**EXERCISE DETAILS:** Your reply should be made up of every line in the records below that holds the string "available".

**DATASET CONTENT:**
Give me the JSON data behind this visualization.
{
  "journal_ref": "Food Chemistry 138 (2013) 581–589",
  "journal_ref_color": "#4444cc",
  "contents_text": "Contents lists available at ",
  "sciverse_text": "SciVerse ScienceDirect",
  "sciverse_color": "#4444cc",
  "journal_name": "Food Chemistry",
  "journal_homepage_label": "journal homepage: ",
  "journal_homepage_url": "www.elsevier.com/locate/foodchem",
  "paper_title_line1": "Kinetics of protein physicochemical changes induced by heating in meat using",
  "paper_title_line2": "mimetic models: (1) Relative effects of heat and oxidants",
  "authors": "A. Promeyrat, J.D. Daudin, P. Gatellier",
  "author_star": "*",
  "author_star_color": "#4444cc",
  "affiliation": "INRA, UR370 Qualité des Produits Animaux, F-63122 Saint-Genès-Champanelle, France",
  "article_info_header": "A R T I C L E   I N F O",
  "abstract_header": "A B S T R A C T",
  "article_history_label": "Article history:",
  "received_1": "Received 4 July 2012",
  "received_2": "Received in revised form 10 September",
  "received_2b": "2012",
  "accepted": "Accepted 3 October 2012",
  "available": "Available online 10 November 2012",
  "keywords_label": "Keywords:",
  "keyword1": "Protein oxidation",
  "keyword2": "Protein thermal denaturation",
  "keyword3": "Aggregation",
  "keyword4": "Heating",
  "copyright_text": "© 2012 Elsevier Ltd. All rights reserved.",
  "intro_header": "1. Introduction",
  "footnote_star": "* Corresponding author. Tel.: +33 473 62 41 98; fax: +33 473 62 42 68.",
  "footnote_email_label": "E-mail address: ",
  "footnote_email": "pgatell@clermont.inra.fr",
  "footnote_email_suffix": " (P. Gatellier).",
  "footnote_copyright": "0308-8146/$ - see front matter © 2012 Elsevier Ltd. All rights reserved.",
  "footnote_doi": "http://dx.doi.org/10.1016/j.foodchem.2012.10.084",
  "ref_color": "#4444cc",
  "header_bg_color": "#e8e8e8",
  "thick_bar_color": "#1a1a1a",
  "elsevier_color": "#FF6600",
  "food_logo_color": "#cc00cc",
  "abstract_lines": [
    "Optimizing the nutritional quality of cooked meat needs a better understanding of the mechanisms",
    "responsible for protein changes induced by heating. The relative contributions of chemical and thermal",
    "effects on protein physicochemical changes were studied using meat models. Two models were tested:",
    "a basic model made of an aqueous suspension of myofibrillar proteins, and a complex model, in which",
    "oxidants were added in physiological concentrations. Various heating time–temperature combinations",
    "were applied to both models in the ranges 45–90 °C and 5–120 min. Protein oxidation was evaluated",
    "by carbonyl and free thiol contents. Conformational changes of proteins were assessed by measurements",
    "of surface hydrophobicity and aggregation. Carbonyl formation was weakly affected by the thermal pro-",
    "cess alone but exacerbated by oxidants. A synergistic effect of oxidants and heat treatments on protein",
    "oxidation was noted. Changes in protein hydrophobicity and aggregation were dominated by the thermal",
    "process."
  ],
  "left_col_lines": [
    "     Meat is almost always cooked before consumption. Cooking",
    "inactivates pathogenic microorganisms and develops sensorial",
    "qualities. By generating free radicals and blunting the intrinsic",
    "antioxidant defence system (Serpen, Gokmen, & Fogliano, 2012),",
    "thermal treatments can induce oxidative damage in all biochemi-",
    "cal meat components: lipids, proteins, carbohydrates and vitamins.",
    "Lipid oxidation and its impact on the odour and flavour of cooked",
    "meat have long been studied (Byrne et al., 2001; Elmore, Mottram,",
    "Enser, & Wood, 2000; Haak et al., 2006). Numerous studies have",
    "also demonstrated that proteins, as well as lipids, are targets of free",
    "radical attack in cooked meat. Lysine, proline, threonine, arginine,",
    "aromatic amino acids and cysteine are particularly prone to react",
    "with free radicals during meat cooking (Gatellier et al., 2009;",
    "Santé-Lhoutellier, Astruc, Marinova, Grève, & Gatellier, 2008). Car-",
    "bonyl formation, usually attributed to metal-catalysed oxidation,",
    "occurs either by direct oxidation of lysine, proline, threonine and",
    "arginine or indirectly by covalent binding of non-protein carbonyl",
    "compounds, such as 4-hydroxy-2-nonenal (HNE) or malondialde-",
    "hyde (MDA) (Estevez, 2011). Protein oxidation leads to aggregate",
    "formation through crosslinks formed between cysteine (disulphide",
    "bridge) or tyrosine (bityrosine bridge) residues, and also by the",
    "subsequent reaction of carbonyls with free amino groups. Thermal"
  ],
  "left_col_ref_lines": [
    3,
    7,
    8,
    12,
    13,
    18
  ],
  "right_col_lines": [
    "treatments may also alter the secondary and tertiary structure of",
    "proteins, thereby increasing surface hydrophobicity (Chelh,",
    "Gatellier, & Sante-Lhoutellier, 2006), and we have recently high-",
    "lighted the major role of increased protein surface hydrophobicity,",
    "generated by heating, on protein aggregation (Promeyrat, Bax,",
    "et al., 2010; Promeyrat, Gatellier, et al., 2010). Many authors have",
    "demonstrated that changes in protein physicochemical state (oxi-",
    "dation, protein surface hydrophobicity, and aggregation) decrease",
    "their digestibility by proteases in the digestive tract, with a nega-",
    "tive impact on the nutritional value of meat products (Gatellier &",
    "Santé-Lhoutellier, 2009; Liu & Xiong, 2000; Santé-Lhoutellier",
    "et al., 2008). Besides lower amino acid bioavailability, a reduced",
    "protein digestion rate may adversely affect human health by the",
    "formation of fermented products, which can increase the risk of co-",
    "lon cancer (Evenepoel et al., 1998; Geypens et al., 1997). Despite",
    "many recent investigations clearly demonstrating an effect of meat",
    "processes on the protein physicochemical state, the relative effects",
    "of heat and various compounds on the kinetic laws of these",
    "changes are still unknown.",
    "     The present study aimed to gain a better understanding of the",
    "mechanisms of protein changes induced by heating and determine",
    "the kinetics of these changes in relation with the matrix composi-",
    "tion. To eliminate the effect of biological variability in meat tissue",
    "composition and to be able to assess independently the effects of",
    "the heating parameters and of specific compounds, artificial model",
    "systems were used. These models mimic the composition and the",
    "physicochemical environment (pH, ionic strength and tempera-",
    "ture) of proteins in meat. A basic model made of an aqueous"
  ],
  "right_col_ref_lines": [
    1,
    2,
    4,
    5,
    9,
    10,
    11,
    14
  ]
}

**EXPECTED ANSWER:**
  "contents_text": "Contents lists available at ",
  "available": "Available online 10 November 2012",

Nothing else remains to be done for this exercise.